▸ **Input rows**:

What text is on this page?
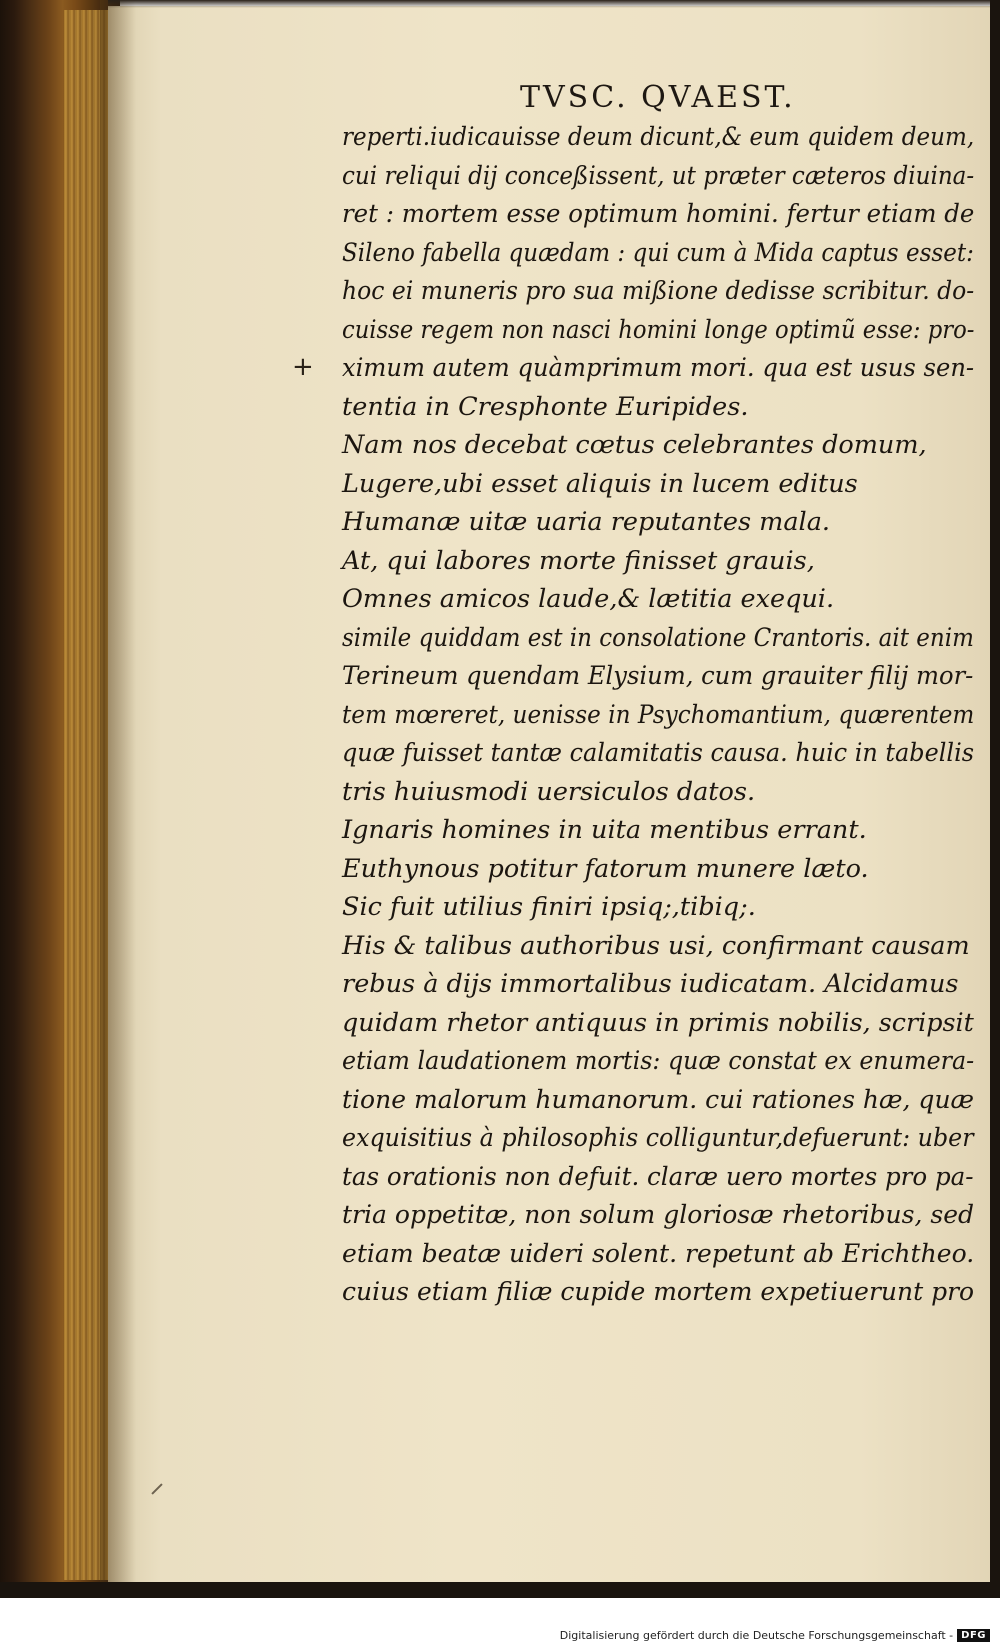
TVSC. QVAEST.
+
reperti.iudicauisse deum dicunt,& eum quidem deum,
cui reliqui dij conceßissent, ut præter cæteros diuina-
ret : mortem esse optimum homini. fertur etiam de
Sileno fabella quædam : qui cum à Mida captus esset:
hoc ei muneris pro sua mißione dedisse scribitur. do-
cuisse regem non nasci homini longe optimũ esse: pro-
ximum autem quàmprimum mori. qua est usus sen-
tentia in Cresphonte Euripides.
Nam nos decebat cœtus celebrantes domum,
Lugere,ubi esset aliquis in lucem editus
Humanæ uitæ uaria reputantes mala.
At, qui labores morte finisset grauis,
Omnes amicos laude,& lætitia exequi.
simile quiddam est in consolatione Crantoris. ait enim
Terineum quendam Elysium, cum grauiter filij mor-
tem mœreret, uenisse in Psychomantium, quærentem
quæ fuisset tantæ calamitatis causa. huic in tabellis
tris huiusmodi uersiculos datos.
Ignaris homines in uita mentibus errant.
Euthynous potitur fatorum munere læto.
Sic fuit utilius finiri ipsiq;,tibiq;.
His & talibus authoribus usi, confirmant causam
rebus à dijs immortalibus iudicatam. Alcidamus
quidam rhetor antiquus in primis nobilis, scripsit
etiam laudationem mortis: quæ constat ex enumera-
tione malorum humanorum. cui rationes hæ, quæ
exquisitius à philosophis colliguntur,defuerunt: uber
tas orationis non defuit. claræ uero mortes pro pa-
tria oppetitæ, non solum gloriosæ rhetoribus, sed
etiam beatæ uideri solent. repetunt ab Erichtheo.
cuius etiam filiæ cupide mortem expetiuerunt pro
Digitalisierung gefördert durch die Deutsche Forschungsgemeinschaft - DFG
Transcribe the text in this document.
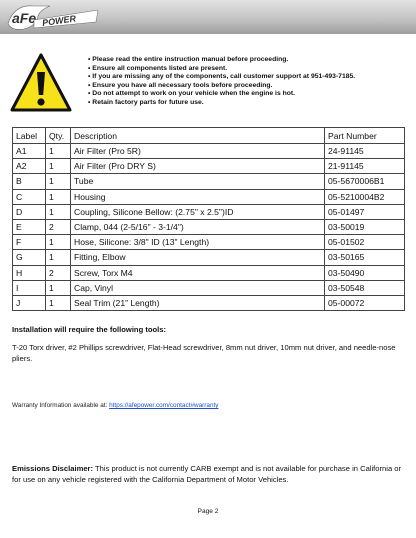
aFe POWER
• Please read the entire instruction manual before proceeding.
• Ensure all components listed are present.
• If you are missing any of the components, call customer support at 951-493-7185.
• Ensure you have all necessary tools before proceeding.
• Do not attempt to work on your vehicle when the engine is hot.
• Retain factory parts for future use.
Label	Qty.	Description	Part Number
A1	1	Air Filter (Pro 5R)	24-91145
A2	1	Air Filter (Pro DRY S)	21-91145
B	1	Tube	05-5670006B1
C	1	Housing	05-5210004B2
D	1	Coupling, Silicone Bellow: (2.75" x 2.5")ID	05-01497
E	2	Clamp, 044 (2-5/16" - 3-1/4")	03-50019
F	1	Hose, Silicone: 3/8" ID (13" Length)	05-01502
G	1	Fitting, Elbow	03-50165
H	2	Screw, Torx M4	03-50490
I	1	Cap, Vinyl	03-50548
J	1	Seal Trim (21” Length)	05-00072

Installation will require the following tools:

T-20 Torx driver, #2 Phillips screwdriver, Flat-Head screwdriver, 8mm nut driver, 10mm nut driver, and needle-nose pliers.

Warranty Information available at: https://afepower.com/contact#warranty

Emissions Disclaimer: This product is not currently CARB exempt and is not available for purchase in California or for use on any vehicle registered with the California Department of Motor Vehicles.

Page 2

▸ **Written exercise**:
Quote each line of the listing exactly, but leave the pictures out.

▸ **Exercise result**:
What text is on this page?
TVSC. QVAEST.
+
reperti.iudicauisse deum dicunt,& eum quidem deum,
cui reliqui dij conceßissent, ut præter cæteros diuina-
ret : mortem esse optimum homini. fertur etiam de
Sileno fabella quædam : qui cum à Mida captus esset:
hoc ei muneris pro sua mißione dedisse scribitur. do-
cuisse regem non nasci homini longe optimũ esse: pro-
ximum autem quàmprimum mori. qua est usus sen-
tentia in Cresphonte Euripides.
Nam nos decebat cœtus celebrantes domum,
Lugere,ubi esset aliquis in lucem editus
Humanæ uitæ uaria reputantes mala.
At, qui labores morte finisset grauis,
Omnes amicos laude,& lætitia exequi.
simile quiddam est in consolatione Crantoris. ait enim
Terineum quendam Elysium, cum grauiter filij mor-
tem mœreret, uenisse in Psychomantium, quærentem
quæ fuisset tantæ calamitatis causa. huic in tabellis
tris huiusmodi uersiculos datos.
Ignaris homines in uita mentibus errant.
Euthynous potitur fatorum munere læto.
Sic fuit utilius finiri ipsiq;,tibiq;.
His & talibus authoribus usi, confirmant causam
rebus à dijs immortalibus iudicatam. Alcidamus
quidam rhetor antiquus in primis nobilis, scripsit
etiam laudationem mortis: quæ constat ex enumera-
tione malorum humanorum. cui rationes hæ, quæ
exquisitius à philosophis colliguntur,defuerunt: uber
tas orationis non defuit. claræ uero mortes pro pa-
tria oppetitæ, non solum gloriosæ rhetoribus, sed
etiam beatæ uideri solent. repetunt ab Erichtheo.
cuius etiam filiæ cupide mortem expetiuerunt pro
Digitalisierung gefördert durch die Deutsche Forschungsgemeinschaft - DFG
Transcribe the text in this document.
aFe POWER
• Please read the entire instruction manual before proceeding.
• Ensure all components listed are present.
• If you are missing any of the components, call customer support at 951-493-7185.
• Ensure you have all necessary tools before proceeding.
• Do not attempt to work on your vehicle when the engine is hot.
• Retain factory parts for future use.
Label	Qty.	Description	Part Number
A1	1	Air Filter (Pro 5R)	24-91145
A2	1	Air Filter (Pro DRY S)	21-91145
B	1	Tube	05-5670006B1
C	1	Housing	05-5210004B2
D	1	Coupling, Silicone Bellow: (2.75" x 2.5")ID	05-01497
E	2	Clamp, 044 (2-5/16" - 3-1/4")	03-50019
F	1	Hose, Silicone: 3/8" ID (13" Length)	05-01502
G	1	Fitting, Elbow	03-50165
H	2	Screw, Torx M4	03-50490
I	1	Cap, Vinyl	03-50548
J	1	Seal Trim (21” Length)	05-00072

Installation will require the following tools:

T-20 Torx driver, #2 Phillips screwdriver, Flat-Head screwdriver, 8mm nut driver, 10mm nut driver, and needle-nose pliers.

Warranty Information available at: https://afepower.com/contact#warranty

Emissions Disclaimer: This product is not currently CARB exempt and is not available for purchase in California or for use on any vehicle registered with the California Department of Motor Vehicles.

Page 2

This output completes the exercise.